[Data records]
========================

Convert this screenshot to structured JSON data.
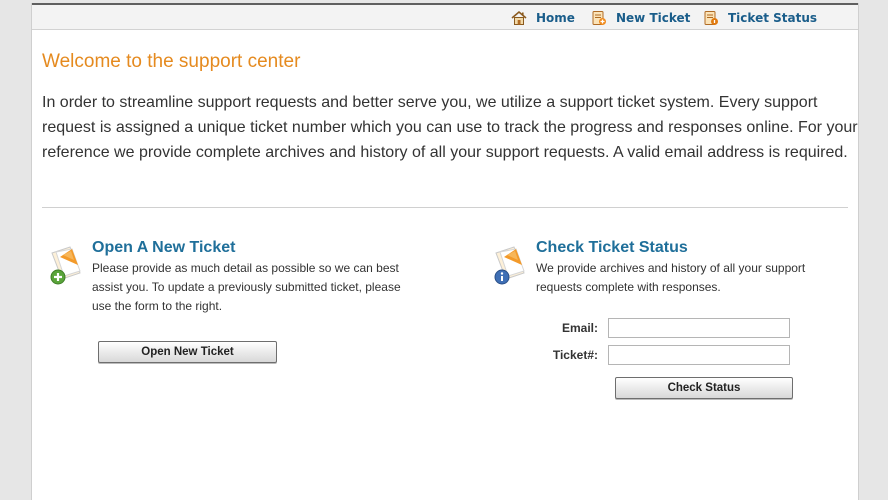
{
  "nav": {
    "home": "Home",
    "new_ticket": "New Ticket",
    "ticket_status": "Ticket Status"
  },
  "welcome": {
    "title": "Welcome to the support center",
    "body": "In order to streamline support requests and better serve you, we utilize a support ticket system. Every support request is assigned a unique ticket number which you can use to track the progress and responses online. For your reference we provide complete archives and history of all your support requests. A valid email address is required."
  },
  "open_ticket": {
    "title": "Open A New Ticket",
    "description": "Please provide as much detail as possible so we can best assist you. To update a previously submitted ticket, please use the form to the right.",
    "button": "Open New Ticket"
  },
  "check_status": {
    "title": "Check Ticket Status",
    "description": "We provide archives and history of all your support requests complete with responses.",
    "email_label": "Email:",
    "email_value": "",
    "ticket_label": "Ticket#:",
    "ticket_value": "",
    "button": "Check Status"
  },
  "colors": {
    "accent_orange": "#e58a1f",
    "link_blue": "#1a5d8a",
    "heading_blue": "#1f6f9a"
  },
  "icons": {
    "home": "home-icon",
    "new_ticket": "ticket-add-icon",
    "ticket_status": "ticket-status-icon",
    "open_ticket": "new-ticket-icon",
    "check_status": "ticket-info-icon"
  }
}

========================

Task objective: Copy out all lines that carry the word "button".

Answer in full:
    "button": "Open New Ticket"
    "button": "Check Status"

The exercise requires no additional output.